## WHAT IS EXPECTED
The records follow. Transcribe only the lines from the line containing "Read this page and output its text content." through the end, both ends included, and leave out the pictures.
:: AVAILABLE DATA ::
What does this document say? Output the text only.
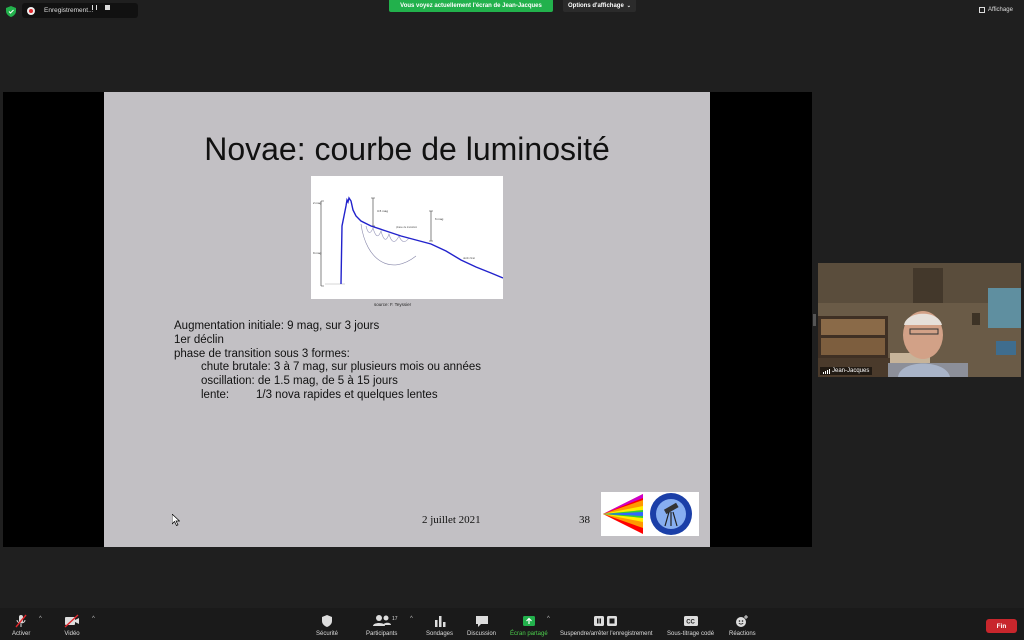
Enregistrement...
Vous voyez actuellement l'écran de Jean-Jacques	Options d'affichage ⌄
Affichage
Novae: courbe de luminosité
2 mag
9 mag
3-5 mag
6 mag
phase de transition
déclin final
source: F. Teyssier
Augmentation initiale: 9 mag, sur 3 jours
1er déclin
phase de transition sous 3 formes:
chute brutale: 3 à 7 mag, sur plusieurs mois ou années
oscillation: de 1.5 mag, de 5 à 15 jours
lente: 1/3 nova rapides et quelques lentes
2 juillet 2021	38
Jean-Jacques
Activer
^
Vidéo
^
Sécurité	Participants
17 ^
Sondages Discussion Écran partagé
^
Suspendre/arrêter l'enregistrement
CC
Sous-titrage codé Réactions
Fin
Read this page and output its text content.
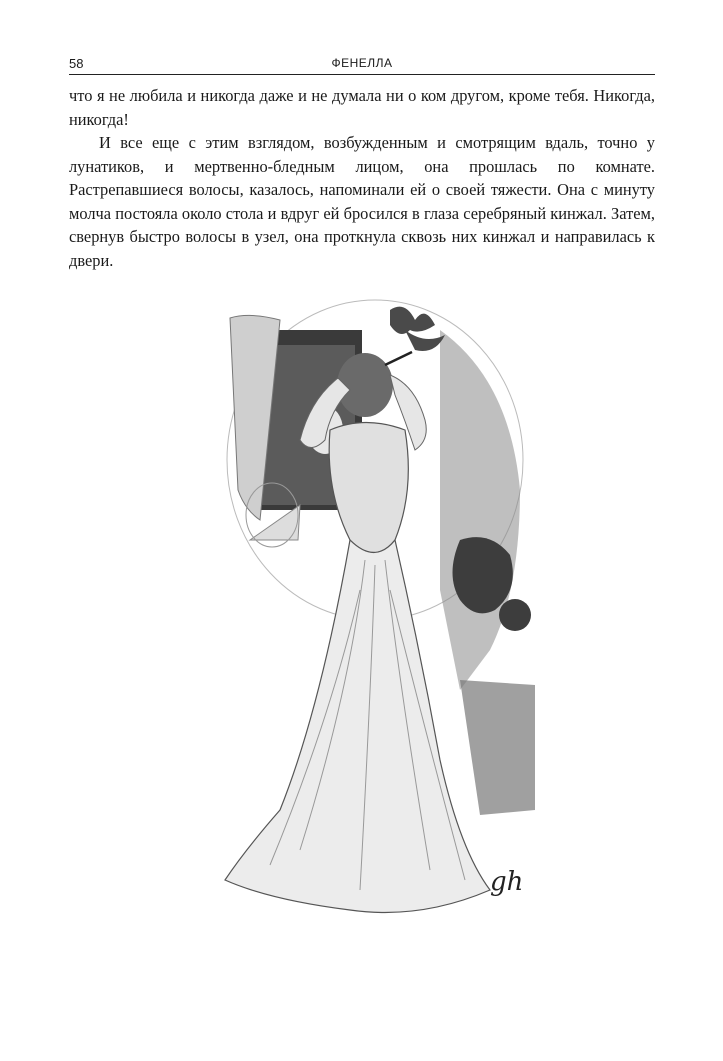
58	ФЕНЕЛЛА

что я не любила и никогда даже и не думала ни о ком другом, кроме тебя. Никогда, никогда!

И все еще с этим взглядом, возбужденным и смотрящим вдаль, точно у лунатиков, и мертвенно-бледным лицом, она прошлась по комнате. Растрепавшиеся волосы, казалось, напоминали ей о своей тяжести. Она с минуту молча постояла около стола и вдруг ей бросился в глаза серебряный кинжал. Затем, свернув быстро волосы в узел, она проткнула сквозь них кинжал и направилась к двери.

gh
:::
## SOLUTION TO THE PROBLEM
Read this page and output its text content.
58	ФЕНЕЛЛА

что я не любила и никогда даже и не думала ни о ком другом, кроме тебя. Никогда, никогда!

И все еще с этим взглядом, возбужденным и смотрящим вдаль, точно у лунатиков, и мертвенно-бледным лицом, она прошлась по комнате. Растрепавшиеся волосы, казалось, напоминали ей о своей тяжести. Она с минуту молча постояла около стола и вдруг ей бросился в глаза серебряный кинжал. Затем, свернув быстро волосы в узел, она проткнула сквозь них кинжал и направилась к двери.

gh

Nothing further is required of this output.